-- Start DATA FOR THE TASK --

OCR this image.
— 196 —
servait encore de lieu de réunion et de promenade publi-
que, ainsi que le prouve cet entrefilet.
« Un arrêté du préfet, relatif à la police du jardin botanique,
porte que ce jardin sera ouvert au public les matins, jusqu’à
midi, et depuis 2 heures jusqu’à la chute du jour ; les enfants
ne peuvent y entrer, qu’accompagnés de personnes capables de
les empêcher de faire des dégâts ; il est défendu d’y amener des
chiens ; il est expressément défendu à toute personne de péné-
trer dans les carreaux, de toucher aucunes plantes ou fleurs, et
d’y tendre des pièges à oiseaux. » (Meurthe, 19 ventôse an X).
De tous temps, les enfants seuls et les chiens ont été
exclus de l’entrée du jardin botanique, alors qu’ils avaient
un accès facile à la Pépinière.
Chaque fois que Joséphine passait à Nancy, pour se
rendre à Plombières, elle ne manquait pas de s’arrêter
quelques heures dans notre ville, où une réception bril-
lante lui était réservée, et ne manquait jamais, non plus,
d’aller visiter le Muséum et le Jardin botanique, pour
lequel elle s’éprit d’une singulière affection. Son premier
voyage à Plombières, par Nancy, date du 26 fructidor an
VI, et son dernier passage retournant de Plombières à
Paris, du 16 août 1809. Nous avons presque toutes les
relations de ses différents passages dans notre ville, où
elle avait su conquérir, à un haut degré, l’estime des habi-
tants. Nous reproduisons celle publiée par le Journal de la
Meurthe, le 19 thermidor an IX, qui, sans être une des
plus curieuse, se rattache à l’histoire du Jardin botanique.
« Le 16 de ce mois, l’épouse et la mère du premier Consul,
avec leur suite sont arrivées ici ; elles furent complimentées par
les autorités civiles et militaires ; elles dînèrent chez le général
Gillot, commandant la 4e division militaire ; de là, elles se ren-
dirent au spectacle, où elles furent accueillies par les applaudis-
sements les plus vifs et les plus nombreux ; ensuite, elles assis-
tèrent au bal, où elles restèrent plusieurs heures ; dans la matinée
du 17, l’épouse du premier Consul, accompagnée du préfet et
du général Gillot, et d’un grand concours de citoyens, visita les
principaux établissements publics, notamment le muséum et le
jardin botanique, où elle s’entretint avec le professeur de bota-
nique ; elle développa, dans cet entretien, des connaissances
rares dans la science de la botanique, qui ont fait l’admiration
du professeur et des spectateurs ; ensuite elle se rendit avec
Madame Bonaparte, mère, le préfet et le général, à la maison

-- End DATA FOR THE TASK --

- [DESCRIPTION OF THE TASK] Copy out each record, keeping every word as it is.

- [ANSWER IN FULL]
OCR this image.
— 196 —
servait encore de lieu de réunion et de promenade publi-
que, ainsi que le prouve cet entrefilet.
« Un arrêté du préfet, relatif à la police du jardin botanique,
porte que ce jardin sera ouvert au public les matins, jusqu’à
midi, et depuis 2 heures jusqu’à la chute du jour ; les enfants
ne peuvent y entrer, qu’accompagnés de personnes capables de
les empêcher de faire des dégâts ; il est défendu d’y amener des
chiens ; il est expressément défendu à toute personne de péné-
trer dans les carreaux, de toucher aucunes plantes ou fleurs, et
d’y tendre des pièges à oiseaux. » (Meurthe, 19 ventôse an X).
De tous temps, les enfants seuls et les chiens ont été
exclus de l’entrée du jardin botanique, alors qu’ils avaient
un accès facile à la Pépinière.
Chaque fois que Joséphine passait à Nancy, pour se
rendre à Plombières, elle ne manquait pas de s’arrêter
quelques heures dans notre ville, où une réception bril-
lante lui était réservée, et ne manquait jamais, non plus,
d’aller visiter le Muséum et le Jardin botanique, pour
lequel elle s’éprit d’une singulière affection. Son premier
voyage à Plombières, par Nancy, date du 26 fructidor an
VI, et son dernier passage retournant de Plombières à
Paris, du 16 août 1809. Nous avons presque toutes les
relations de ses différents passages dans notre ville, où
elle avait su conquérir, à un haut degré, l’estime des habi-
tants. Nous reproduisons celle publiée par le Journal de la
Meurthe, le 19 thermidor an IX, qui, sans être une des
plus curieuse, se rattache à l’histoire du Jardin botanique.
« Le 16 de ce mois, l’épouse et la mère du premier Consul,
avec leur suite sont arrivées ici ; elles furent complimentées par
les autorités civiles et militaires ; elles dînèrent chez le général
Gillot, commandant la 4e division militaire ; de là, elles se ren-
dirent au spectacle, où elles furent accueillies par les applaudis-
sements les plus vifs et les plus nombreux ; ensuite, elles assis-
tèrent au bal, où elles restèrent plusieurs heures ; dans la matinée
du 17, l’épouse du premier Consul, accompagnée du préfet et
du général Gillot, et d’un grand concours de citoyens, visita les
principaux établissements publics, notamment le muséum et le
jardin botanique, où elle s’entretint avec le professeur de bota-
nique ; elle développa, dans cet entretien, des connaissances
rares dans la science de la botanique, qui ont fait l’admiration
du professeur et des spectateurs ; ensuite elle se rendit avec
Madame Bonaparte, mère, le préfet et le général, à la maison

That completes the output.